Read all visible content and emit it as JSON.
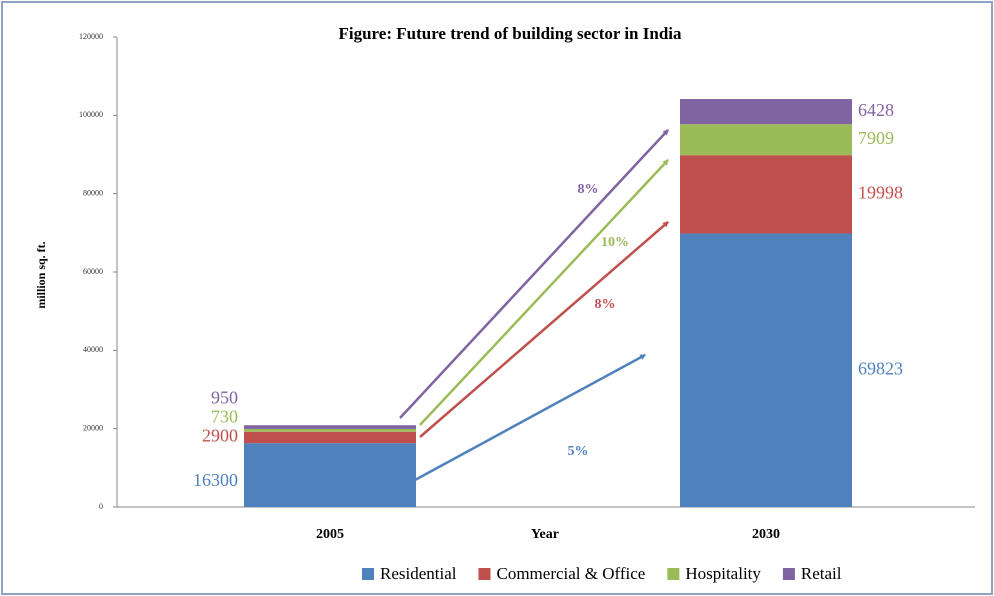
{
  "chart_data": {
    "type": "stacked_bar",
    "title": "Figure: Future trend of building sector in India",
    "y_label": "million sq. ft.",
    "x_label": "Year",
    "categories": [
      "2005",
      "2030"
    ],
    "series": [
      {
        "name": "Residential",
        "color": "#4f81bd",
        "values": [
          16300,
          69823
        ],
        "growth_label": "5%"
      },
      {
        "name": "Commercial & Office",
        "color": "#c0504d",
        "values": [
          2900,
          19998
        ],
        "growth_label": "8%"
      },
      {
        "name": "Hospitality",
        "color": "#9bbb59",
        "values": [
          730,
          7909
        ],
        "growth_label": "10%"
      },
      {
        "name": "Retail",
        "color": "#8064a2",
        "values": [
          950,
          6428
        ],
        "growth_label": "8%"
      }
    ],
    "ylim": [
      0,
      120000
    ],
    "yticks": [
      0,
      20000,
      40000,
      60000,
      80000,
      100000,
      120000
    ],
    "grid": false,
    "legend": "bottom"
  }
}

--

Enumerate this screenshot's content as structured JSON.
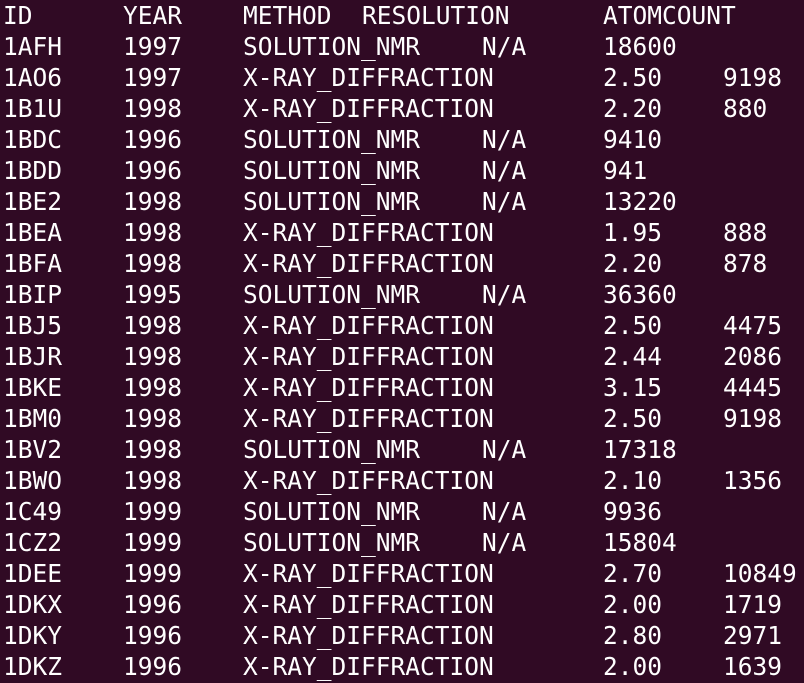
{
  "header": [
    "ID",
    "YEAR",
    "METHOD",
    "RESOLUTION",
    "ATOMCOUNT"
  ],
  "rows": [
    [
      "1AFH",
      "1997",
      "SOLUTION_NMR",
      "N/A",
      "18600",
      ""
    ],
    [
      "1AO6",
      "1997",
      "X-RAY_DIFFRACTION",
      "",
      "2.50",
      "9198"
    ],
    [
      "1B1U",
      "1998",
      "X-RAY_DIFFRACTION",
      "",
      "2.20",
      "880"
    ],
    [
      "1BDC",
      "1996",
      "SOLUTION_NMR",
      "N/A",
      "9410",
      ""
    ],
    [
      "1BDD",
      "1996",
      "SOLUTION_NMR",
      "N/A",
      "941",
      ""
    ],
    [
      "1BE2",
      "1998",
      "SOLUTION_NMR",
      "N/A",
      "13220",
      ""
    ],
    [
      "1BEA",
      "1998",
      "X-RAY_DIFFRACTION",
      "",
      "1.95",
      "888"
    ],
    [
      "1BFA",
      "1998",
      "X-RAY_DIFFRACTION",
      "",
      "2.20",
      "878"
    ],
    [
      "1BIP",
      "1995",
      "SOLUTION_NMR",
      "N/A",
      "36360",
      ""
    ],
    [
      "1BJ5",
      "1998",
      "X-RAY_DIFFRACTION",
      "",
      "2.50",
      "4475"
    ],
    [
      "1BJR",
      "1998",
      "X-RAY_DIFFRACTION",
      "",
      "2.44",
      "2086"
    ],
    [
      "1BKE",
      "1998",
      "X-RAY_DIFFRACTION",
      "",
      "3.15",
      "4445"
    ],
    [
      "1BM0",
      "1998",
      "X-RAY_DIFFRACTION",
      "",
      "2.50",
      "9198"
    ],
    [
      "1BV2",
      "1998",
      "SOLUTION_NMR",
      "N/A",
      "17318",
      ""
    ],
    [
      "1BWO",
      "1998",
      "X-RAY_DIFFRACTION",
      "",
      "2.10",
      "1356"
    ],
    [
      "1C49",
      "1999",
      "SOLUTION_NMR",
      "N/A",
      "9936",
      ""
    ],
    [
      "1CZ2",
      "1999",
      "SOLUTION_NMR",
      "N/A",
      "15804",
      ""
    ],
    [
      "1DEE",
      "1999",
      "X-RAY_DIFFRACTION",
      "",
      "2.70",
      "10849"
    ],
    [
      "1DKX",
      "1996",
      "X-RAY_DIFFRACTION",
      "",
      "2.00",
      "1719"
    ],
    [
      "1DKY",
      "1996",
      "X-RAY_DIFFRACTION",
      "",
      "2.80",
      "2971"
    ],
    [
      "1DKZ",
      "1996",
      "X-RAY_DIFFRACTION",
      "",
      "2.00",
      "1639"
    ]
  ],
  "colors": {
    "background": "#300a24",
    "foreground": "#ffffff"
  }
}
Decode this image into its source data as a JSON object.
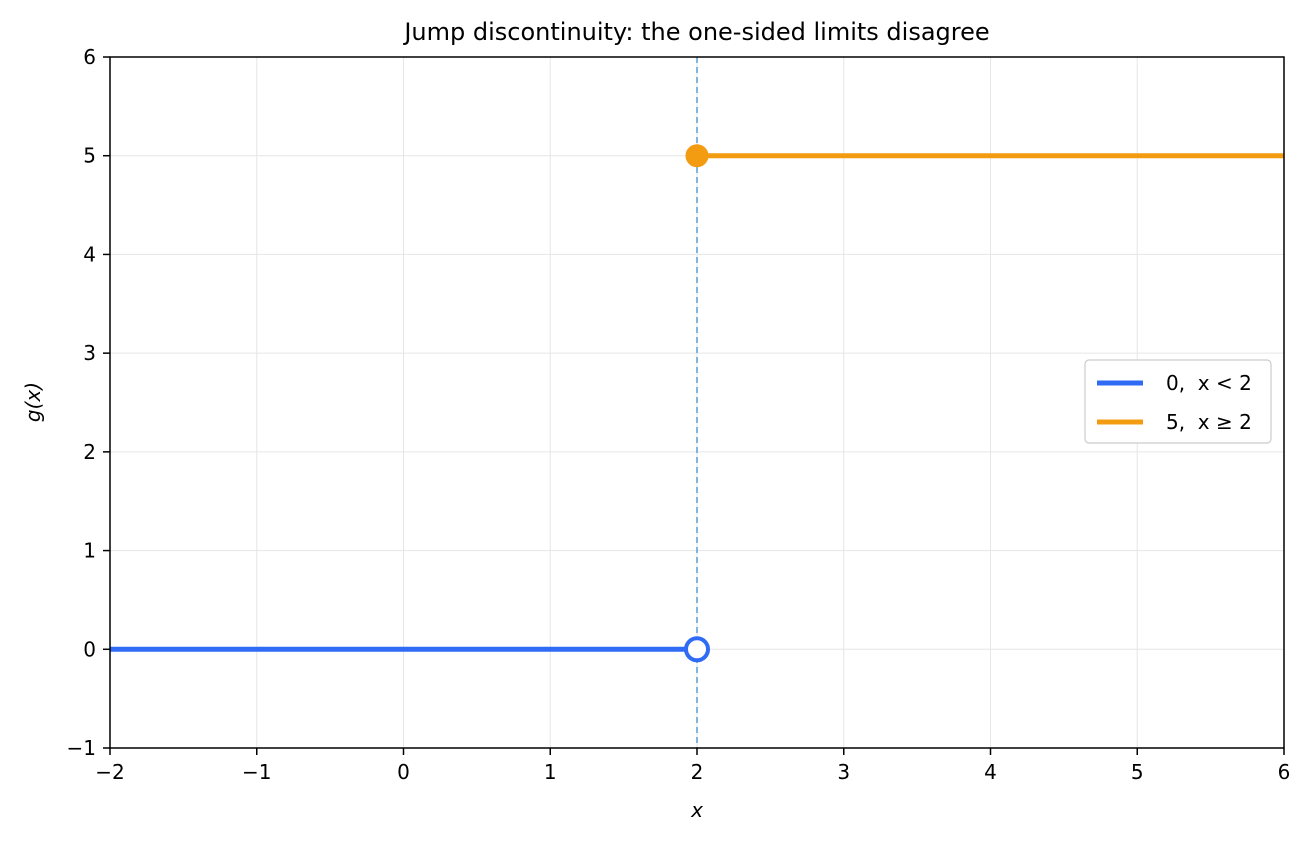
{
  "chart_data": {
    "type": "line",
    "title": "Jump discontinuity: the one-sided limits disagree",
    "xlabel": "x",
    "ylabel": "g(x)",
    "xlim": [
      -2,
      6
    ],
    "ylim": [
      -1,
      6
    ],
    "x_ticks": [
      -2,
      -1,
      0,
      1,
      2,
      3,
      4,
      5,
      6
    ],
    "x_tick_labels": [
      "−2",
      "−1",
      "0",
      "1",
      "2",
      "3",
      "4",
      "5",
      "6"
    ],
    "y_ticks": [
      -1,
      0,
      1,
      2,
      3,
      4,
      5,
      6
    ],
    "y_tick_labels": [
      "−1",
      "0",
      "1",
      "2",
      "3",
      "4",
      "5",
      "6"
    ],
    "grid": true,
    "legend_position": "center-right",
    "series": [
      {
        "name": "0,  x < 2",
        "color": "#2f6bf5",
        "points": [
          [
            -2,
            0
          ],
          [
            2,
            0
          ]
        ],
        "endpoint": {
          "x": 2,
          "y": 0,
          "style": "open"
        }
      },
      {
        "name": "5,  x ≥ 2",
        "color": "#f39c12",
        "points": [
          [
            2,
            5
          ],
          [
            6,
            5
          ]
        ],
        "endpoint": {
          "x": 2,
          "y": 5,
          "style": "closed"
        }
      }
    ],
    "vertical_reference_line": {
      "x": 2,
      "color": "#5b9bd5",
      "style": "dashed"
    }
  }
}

---

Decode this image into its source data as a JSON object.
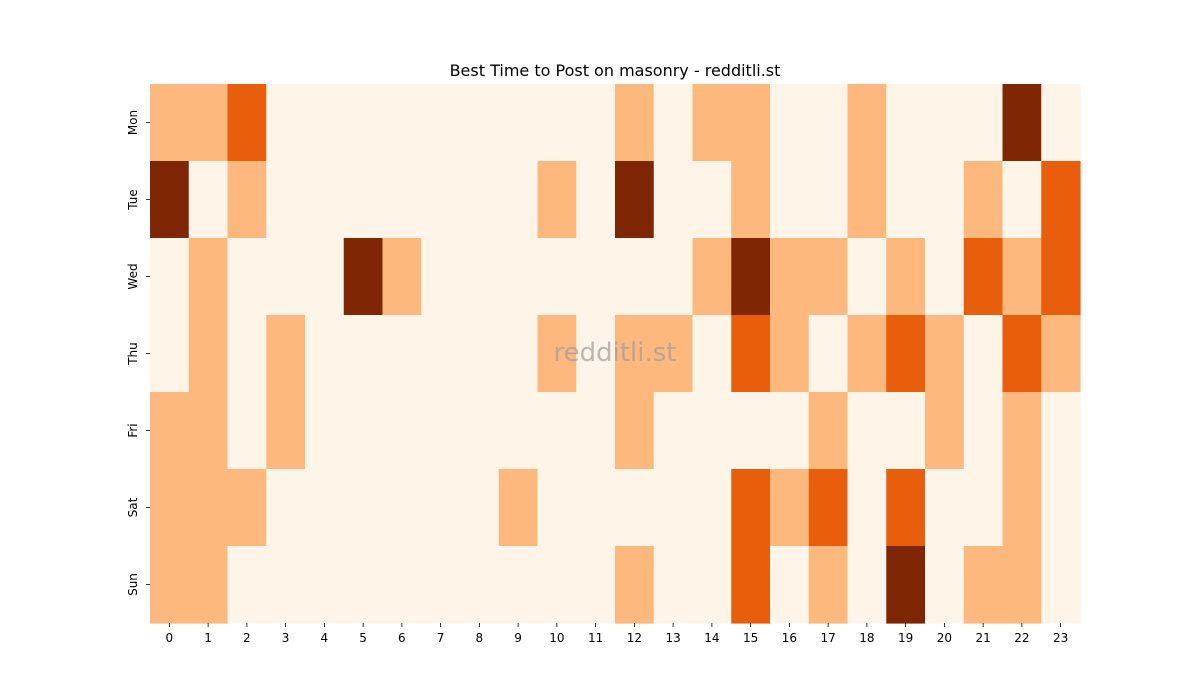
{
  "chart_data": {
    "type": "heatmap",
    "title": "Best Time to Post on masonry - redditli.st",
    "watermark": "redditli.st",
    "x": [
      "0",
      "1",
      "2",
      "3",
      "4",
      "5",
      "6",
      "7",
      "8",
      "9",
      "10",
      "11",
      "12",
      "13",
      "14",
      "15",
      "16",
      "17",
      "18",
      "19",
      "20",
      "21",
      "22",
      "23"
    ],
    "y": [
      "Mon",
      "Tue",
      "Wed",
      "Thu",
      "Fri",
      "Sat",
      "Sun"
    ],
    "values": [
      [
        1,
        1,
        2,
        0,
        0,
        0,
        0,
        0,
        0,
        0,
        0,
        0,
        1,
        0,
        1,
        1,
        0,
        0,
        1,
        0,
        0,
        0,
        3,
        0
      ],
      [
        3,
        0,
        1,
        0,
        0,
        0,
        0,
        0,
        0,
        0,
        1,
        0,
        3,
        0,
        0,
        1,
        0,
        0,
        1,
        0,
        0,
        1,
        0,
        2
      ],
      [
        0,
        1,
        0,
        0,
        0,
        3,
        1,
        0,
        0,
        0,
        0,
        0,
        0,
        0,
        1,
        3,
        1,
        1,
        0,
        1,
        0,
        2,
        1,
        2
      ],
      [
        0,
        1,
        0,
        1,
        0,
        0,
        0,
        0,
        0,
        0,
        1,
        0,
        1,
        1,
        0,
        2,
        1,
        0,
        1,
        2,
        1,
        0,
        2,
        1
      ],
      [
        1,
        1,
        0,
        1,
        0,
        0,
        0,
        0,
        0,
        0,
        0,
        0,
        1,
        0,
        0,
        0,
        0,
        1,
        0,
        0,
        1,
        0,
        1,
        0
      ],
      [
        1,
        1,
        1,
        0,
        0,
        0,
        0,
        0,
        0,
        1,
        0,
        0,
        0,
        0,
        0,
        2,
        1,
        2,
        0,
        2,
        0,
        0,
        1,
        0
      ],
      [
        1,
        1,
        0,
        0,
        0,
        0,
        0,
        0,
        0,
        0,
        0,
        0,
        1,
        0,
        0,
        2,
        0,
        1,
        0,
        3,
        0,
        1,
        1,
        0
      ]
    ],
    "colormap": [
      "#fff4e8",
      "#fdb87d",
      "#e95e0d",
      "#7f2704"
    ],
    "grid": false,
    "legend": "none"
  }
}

### Given request
Extract each line holding the string "JSON".

### Final answer
Read all visible content and emit it as JSON.
Enumerate this screenshot's content as structured JSON.
Decode this image into its source data as a JSON object.
Decode this image into its source data as a JSON object.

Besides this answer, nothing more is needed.